(Data records)
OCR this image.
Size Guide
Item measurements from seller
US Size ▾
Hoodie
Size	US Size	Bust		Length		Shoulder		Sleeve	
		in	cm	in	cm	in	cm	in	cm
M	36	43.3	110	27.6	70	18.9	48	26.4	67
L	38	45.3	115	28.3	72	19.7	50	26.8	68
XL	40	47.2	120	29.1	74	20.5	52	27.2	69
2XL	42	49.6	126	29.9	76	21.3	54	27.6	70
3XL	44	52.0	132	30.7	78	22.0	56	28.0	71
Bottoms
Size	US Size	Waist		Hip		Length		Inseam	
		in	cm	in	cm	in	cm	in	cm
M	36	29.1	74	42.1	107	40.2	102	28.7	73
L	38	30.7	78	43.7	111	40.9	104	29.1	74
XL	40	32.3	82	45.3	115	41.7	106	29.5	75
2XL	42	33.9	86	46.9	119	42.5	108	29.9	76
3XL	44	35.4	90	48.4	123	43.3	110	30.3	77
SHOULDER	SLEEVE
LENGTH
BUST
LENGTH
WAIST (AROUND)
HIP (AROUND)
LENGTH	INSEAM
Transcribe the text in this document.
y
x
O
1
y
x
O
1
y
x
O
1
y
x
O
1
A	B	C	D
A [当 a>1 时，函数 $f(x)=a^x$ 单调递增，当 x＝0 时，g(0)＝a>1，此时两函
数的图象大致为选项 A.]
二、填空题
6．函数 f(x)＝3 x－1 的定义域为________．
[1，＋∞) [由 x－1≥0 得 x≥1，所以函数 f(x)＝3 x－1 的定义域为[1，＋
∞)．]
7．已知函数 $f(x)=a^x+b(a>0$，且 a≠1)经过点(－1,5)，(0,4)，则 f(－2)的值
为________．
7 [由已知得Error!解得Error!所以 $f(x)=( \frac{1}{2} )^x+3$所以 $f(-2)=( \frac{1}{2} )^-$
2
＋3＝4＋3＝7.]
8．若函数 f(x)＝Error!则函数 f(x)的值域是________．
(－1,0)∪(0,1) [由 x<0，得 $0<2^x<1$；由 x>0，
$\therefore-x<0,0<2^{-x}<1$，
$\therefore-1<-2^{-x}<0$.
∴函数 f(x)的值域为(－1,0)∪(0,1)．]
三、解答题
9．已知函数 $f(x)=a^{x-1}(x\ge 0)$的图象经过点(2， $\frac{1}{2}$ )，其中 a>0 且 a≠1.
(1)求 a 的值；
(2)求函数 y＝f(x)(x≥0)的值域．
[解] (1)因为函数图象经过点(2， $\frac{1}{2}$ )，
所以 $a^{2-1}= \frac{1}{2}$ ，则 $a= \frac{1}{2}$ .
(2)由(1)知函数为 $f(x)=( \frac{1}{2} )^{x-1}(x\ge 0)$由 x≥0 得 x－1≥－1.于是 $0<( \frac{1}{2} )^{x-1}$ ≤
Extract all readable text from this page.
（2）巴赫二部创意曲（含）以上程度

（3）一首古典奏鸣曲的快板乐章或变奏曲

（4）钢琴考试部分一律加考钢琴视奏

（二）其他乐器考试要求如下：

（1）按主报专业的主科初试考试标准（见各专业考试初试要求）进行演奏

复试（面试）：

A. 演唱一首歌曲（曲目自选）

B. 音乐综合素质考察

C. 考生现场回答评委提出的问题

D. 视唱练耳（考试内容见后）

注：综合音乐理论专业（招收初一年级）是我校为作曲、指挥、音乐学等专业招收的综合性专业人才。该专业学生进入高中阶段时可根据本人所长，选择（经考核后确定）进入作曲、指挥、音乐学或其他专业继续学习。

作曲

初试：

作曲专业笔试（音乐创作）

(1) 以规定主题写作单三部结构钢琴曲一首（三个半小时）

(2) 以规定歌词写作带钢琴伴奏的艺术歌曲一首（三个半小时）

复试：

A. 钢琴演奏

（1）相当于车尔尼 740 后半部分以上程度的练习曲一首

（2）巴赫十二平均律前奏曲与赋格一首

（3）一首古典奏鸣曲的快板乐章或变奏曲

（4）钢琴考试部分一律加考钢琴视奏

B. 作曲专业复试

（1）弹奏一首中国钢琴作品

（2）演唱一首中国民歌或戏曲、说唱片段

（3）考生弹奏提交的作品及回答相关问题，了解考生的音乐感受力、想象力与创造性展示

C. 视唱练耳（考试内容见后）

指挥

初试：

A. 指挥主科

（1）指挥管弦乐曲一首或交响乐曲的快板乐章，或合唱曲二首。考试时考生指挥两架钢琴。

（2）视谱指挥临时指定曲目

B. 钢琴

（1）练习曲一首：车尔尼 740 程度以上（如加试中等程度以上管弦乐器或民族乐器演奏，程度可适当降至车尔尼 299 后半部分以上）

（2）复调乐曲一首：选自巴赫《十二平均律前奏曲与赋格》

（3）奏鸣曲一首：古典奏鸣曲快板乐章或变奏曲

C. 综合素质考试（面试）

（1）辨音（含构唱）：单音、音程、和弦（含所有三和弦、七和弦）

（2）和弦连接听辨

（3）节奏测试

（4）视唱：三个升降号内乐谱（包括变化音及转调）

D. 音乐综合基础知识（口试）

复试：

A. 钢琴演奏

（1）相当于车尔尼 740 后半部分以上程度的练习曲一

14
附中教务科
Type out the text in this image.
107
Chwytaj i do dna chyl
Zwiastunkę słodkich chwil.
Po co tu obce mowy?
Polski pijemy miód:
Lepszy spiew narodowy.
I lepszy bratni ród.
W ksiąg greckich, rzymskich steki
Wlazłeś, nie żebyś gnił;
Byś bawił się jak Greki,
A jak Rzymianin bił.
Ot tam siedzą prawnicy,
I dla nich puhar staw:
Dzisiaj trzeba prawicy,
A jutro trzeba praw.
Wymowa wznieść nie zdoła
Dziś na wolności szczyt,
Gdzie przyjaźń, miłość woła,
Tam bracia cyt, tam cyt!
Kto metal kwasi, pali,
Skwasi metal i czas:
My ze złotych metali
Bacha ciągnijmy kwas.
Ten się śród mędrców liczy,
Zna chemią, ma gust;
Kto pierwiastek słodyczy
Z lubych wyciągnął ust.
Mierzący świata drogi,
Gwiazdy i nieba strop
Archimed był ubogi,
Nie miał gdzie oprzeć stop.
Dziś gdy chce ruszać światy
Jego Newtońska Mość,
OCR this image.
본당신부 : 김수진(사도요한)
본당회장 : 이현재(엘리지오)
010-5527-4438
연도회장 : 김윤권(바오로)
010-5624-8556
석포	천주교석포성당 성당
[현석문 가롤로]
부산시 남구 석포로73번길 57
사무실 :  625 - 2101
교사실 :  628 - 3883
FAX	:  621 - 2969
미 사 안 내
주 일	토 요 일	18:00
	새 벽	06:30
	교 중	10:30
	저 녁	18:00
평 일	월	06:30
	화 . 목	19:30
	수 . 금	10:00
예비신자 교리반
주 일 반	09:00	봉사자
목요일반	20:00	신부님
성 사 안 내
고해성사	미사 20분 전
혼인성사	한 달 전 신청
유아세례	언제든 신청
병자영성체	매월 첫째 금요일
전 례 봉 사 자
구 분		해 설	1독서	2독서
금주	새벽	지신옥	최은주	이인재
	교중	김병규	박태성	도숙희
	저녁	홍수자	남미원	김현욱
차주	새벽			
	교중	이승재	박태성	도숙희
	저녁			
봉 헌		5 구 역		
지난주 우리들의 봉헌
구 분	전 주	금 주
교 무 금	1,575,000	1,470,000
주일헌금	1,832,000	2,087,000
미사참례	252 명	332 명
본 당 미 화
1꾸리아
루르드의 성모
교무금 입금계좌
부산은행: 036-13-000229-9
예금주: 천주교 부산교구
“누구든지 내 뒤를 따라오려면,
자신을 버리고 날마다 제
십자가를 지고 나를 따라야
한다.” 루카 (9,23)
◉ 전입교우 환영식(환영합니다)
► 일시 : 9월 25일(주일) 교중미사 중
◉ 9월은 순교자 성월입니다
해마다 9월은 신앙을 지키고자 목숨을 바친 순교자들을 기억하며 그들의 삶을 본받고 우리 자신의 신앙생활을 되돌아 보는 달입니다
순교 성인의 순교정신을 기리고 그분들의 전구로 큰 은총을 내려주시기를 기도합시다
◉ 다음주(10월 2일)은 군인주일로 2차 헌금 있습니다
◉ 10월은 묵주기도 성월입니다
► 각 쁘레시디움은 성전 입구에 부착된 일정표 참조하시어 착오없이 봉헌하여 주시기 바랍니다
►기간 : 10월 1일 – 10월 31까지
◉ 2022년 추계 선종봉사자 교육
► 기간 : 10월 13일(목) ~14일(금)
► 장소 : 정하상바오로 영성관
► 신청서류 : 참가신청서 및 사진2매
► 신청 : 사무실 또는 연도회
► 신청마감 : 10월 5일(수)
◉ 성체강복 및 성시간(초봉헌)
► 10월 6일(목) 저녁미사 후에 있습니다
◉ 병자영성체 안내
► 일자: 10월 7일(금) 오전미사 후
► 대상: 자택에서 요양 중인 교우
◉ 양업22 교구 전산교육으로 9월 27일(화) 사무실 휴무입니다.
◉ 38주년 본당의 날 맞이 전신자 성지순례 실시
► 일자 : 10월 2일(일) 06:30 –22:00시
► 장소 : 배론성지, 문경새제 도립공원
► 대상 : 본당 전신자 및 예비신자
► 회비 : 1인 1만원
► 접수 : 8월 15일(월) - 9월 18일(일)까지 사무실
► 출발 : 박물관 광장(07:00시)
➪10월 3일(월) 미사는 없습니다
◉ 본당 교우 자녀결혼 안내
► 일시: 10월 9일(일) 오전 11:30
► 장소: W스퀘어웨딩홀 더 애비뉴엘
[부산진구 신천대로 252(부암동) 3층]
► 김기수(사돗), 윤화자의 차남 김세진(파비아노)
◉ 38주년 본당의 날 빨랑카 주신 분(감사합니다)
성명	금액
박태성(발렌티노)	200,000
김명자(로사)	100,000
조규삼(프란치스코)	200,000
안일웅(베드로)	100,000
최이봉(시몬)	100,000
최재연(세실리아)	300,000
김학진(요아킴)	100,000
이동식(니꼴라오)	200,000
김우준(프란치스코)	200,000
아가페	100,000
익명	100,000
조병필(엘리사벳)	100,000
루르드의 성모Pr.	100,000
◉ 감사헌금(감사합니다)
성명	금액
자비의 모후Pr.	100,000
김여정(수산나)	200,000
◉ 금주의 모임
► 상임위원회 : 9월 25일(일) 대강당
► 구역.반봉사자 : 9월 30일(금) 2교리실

## DIRECTION
Find all lines with "trzeba" in them and copy each one.

## WRITTEN ANSWER
Dzisiaj trzeba prawicy,
A jutro trzeba praw.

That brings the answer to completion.